- Chart and figure data:
------------
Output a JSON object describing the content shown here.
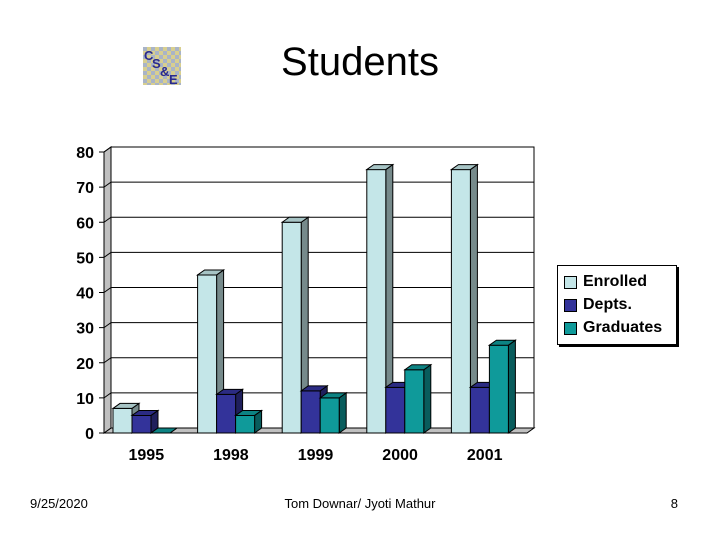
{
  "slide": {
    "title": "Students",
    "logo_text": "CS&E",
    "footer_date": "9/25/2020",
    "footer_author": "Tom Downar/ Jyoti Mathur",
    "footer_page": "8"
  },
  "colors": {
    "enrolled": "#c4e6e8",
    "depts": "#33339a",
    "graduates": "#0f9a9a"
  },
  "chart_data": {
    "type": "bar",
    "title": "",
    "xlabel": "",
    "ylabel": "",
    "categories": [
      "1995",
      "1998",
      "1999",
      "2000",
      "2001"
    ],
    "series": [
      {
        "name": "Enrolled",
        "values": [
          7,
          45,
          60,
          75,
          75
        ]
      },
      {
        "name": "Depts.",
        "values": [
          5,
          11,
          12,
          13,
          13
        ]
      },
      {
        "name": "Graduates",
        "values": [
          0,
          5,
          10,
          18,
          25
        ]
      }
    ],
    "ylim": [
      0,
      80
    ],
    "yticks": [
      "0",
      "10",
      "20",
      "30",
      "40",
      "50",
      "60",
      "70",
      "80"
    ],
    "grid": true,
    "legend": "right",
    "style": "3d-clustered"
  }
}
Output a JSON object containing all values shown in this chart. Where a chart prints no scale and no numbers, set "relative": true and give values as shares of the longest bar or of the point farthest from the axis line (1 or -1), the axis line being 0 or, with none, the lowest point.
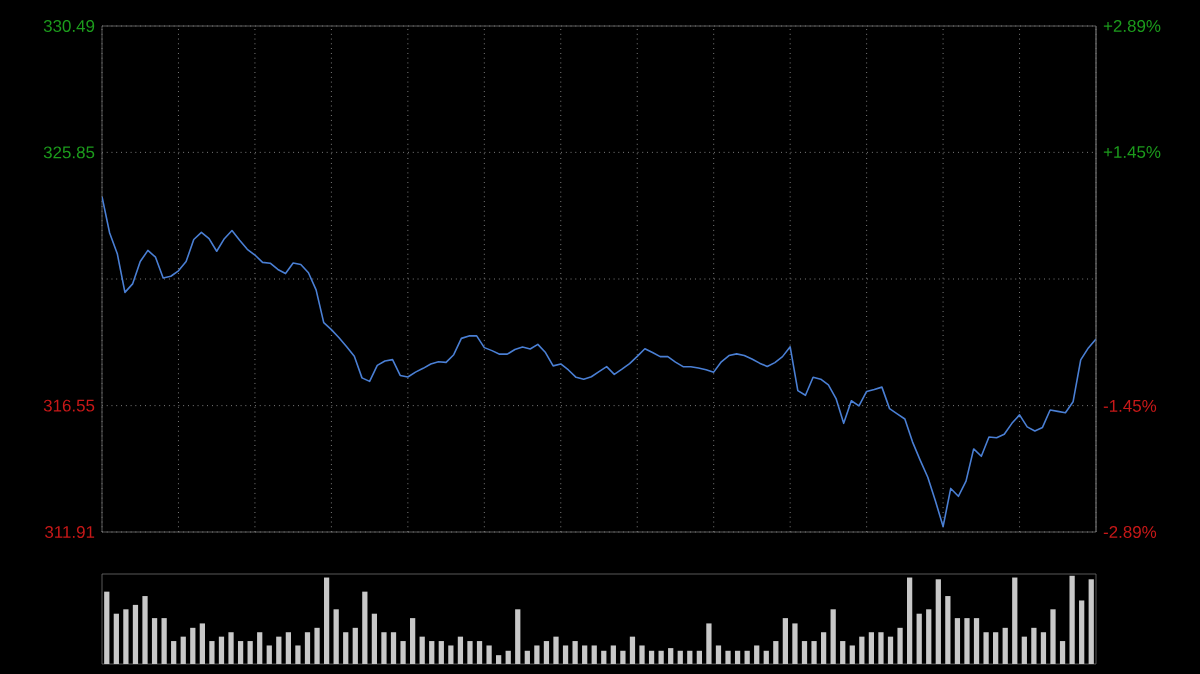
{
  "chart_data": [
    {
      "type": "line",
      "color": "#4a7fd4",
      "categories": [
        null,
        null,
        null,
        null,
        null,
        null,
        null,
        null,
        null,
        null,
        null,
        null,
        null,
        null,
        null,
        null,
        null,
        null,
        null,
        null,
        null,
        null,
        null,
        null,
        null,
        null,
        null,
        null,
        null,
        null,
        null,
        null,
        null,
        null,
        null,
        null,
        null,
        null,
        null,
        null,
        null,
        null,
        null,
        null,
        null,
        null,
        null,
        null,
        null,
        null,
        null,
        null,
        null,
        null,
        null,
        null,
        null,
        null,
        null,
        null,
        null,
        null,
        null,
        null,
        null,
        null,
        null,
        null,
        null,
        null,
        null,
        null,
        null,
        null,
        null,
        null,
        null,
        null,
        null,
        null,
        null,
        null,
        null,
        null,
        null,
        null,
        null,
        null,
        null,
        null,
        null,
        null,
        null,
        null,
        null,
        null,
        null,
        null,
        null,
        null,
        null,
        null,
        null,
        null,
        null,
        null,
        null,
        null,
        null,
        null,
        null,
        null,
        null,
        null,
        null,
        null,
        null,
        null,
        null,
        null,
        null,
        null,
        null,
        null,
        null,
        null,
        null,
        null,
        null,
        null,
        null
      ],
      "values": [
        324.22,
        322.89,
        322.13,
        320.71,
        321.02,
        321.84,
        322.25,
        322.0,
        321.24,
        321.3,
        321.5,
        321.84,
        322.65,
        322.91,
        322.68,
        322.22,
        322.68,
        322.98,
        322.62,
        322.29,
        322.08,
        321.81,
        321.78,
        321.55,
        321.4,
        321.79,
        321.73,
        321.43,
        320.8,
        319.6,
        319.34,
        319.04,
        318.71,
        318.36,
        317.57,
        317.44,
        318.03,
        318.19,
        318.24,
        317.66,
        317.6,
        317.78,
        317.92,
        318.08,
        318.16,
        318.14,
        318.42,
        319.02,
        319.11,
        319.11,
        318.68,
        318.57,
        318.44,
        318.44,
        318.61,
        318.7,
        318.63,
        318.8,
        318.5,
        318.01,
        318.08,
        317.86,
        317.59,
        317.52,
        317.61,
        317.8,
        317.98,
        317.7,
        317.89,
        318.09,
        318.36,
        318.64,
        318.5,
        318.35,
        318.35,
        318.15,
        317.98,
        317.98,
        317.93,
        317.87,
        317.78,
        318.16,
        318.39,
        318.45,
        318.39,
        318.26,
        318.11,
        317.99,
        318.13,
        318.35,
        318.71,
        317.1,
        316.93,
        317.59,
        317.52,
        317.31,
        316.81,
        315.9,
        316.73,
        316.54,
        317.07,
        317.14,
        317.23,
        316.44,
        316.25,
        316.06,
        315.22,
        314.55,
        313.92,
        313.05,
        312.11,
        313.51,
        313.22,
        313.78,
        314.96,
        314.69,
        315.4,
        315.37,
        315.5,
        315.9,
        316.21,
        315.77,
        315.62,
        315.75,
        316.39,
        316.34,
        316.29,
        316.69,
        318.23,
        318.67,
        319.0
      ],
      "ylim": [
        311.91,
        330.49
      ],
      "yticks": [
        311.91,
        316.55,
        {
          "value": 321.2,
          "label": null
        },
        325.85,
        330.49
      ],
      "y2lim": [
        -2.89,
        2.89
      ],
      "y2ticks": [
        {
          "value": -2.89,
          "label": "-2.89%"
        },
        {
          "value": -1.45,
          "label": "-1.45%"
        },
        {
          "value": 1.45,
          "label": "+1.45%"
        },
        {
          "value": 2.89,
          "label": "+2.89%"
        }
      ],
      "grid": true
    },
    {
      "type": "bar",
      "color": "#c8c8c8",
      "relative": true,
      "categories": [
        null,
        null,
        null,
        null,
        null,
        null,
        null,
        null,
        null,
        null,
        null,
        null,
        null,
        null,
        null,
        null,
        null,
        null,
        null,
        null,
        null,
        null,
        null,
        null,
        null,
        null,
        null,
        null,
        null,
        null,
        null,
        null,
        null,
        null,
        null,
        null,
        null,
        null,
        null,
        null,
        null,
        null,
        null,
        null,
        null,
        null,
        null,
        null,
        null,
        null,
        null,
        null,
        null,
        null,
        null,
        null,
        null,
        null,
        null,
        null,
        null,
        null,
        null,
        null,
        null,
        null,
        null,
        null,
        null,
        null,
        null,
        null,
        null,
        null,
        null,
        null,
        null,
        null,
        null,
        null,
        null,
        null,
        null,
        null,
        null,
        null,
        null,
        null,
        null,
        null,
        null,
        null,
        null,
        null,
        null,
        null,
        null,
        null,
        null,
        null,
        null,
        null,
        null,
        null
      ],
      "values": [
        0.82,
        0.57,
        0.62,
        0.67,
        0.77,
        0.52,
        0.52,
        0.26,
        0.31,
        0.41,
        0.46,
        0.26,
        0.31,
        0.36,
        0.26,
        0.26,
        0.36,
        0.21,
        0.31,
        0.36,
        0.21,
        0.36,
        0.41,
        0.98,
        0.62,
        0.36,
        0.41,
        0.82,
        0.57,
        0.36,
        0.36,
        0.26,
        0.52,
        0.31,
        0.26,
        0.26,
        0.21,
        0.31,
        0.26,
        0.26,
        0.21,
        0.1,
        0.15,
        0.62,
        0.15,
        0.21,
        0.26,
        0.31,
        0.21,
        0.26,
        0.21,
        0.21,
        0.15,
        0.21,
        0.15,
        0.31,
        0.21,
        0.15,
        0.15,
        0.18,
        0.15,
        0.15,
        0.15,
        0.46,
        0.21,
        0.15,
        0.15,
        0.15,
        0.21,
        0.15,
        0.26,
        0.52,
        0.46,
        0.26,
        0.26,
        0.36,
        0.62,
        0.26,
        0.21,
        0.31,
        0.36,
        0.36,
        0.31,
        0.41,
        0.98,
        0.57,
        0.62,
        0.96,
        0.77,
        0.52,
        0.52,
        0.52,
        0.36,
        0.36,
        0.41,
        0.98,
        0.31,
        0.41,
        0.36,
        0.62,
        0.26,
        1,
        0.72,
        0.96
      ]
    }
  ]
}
------------
- WRITTEN REQUEST:
Copy every line from the entries that contains the word "Output".

- TASK RESULT:
Output a JSON object describing the content shown here.
Output a JSON object containing all values shown in this chart. Where a chart prints no scale and no numbers, set "relative": true and give values as shares of the longest bar or of the point farthest from the axis line (1 or -1), the axis line being 0 or, with none, the lowest point.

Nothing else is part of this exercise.